■ Task statement ■
Take each line containing the word "page" and copy it.

■ The data ■
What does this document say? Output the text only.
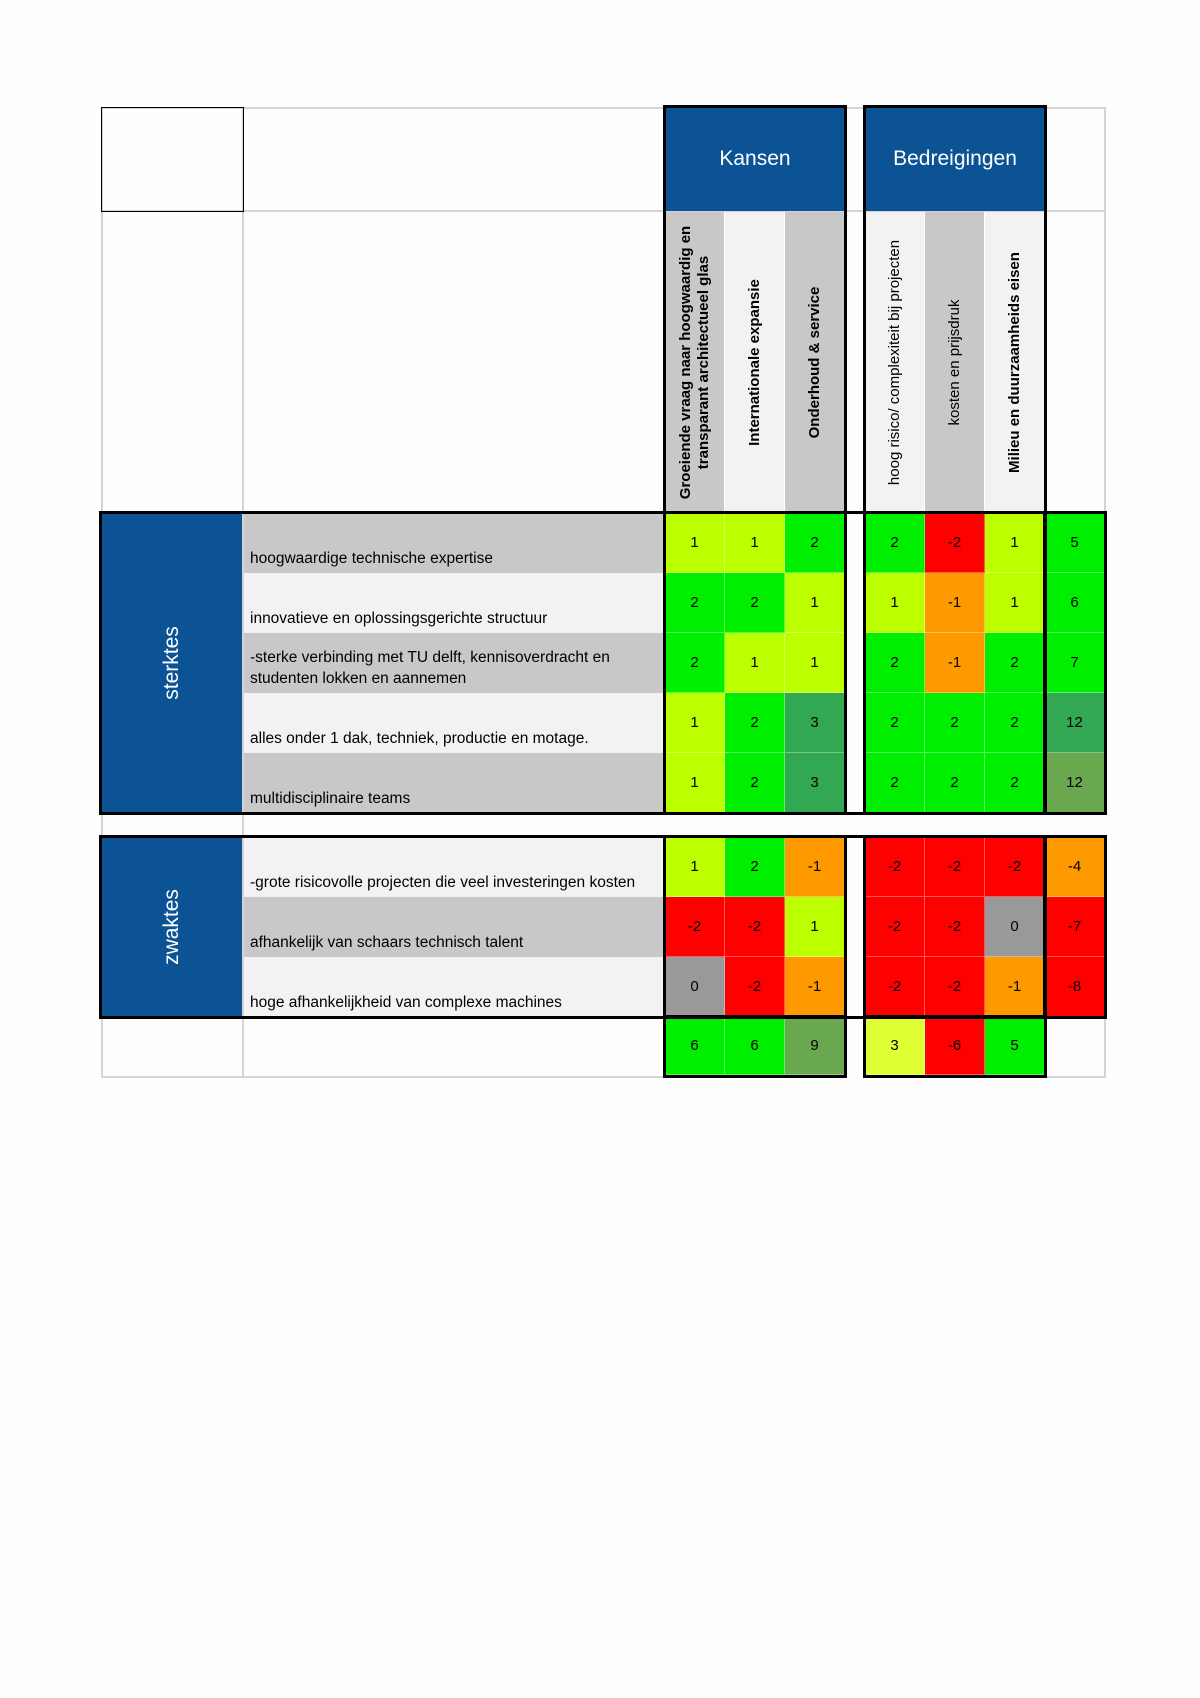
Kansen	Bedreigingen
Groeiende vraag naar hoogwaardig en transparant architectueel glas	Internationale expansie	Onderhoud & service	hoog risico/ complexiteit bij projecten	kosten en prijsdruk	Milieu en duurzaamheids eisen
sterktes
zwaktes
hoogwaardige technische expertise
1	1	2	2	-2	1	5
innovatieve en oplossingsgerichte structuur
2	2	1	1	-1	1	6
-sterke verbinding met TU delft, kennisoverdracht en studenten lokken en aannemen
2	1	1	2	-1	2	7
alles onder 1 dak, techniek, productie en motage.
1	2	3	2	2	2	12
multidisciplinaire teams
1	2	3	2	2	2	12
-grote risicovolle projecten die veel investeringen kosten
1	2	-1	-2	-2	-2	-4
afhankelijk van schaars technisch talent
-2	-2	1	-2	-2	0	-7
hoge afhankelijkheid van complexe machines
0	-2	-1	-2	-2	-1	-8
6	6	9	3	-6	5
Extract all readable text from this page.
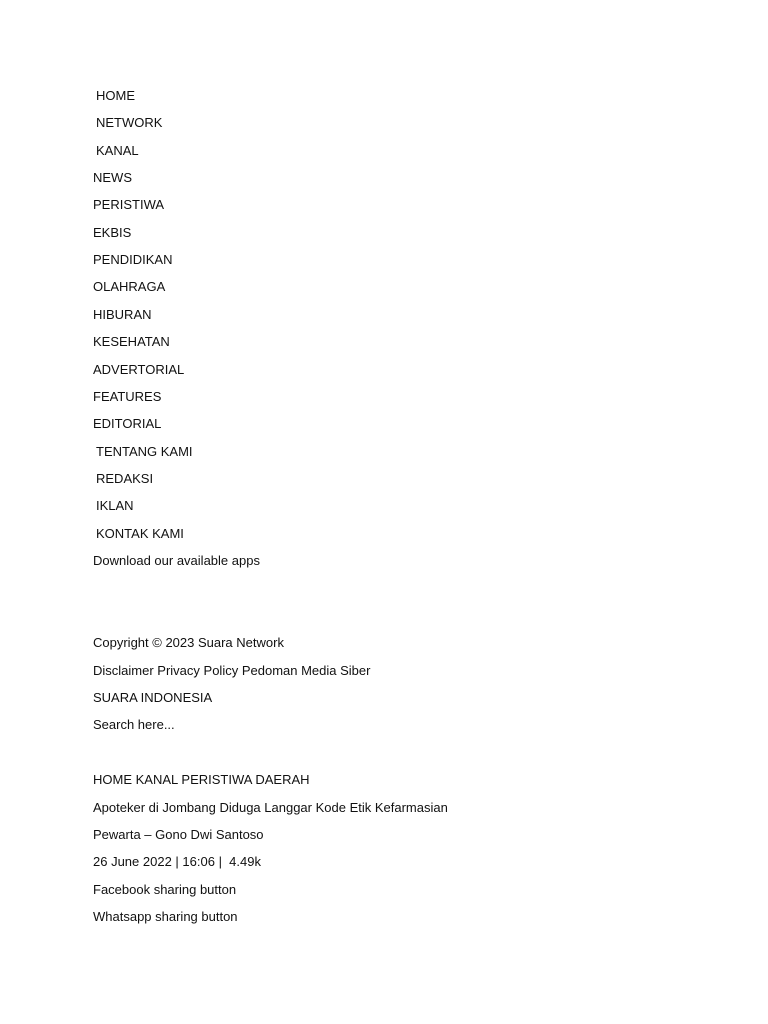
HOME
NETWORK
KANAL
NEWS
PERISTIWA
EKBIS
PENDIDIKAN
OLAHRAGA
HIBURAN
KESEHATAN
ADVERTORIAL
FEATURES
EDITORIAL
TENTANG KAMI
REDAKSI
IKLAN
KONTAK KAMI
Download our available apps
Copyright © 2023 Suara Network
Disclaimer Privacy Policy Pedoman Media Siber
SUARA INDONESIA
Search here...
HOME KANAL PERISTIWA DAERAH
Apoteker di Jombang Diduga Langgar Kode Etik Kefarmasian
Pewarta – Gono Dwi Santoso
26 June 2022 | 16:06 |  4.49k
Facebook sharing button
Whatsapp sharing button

--

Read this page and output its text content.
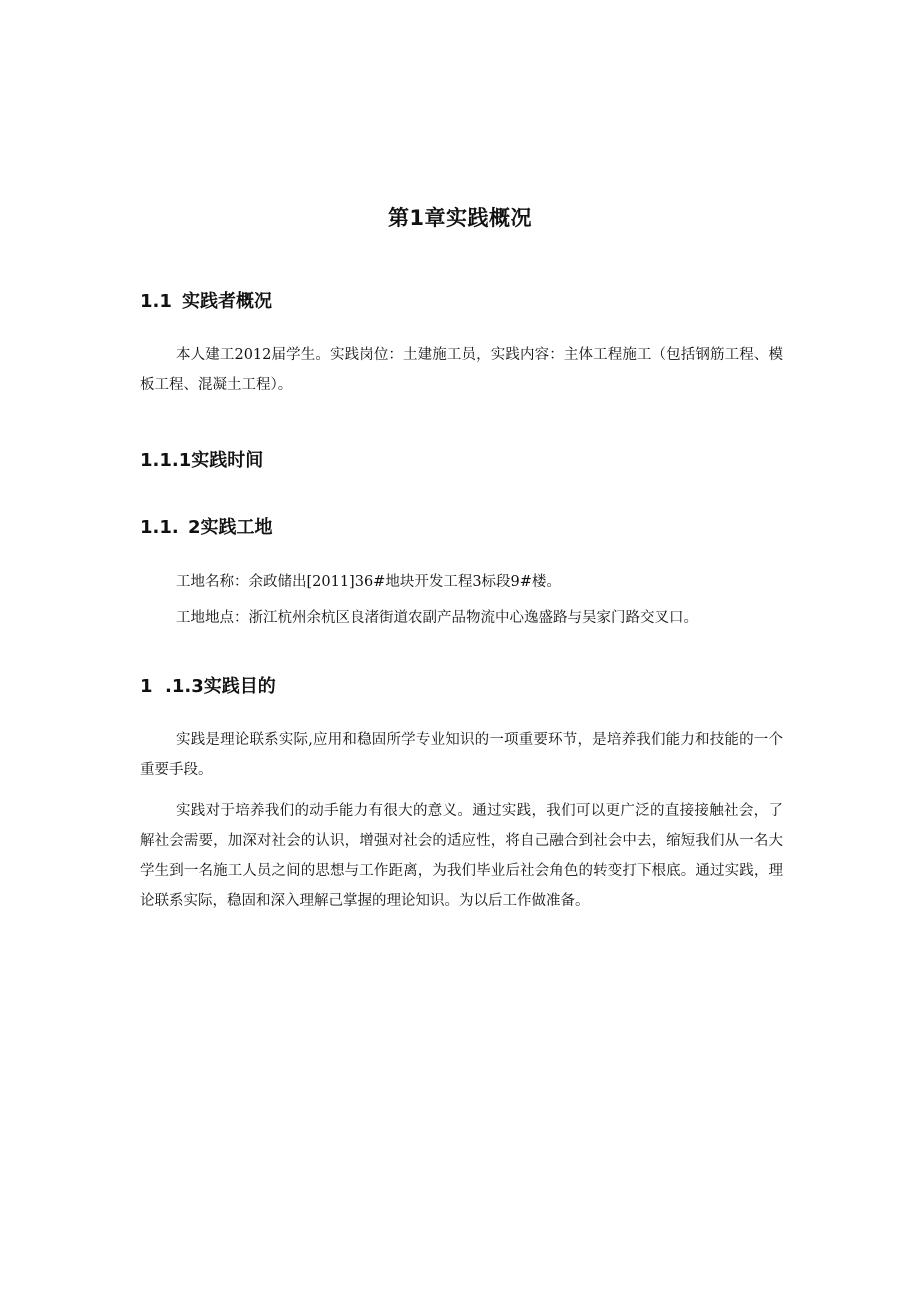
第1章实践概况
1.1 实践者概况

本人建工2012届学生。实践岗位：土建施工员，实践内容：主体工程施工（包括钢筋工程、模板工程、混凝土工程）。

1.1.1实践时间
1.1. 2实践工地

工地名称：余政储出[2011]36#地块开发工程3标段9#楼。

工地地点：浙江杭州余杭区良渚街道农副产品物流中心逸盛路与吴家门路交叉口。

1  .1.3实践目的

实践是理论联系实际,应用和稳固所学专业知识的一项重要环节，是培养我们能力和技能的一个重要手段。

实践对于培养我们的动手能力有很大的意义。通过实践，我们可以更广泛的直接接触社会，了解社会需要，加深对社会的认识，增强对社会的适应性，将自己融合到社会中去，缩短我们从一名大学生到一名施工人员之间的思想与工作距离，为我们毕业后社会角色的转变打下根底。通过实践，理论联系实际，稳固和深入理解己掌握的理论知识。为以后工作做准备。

■ Solution for this problem ■
Extract all readable text from this page.
Read this page and output its text content.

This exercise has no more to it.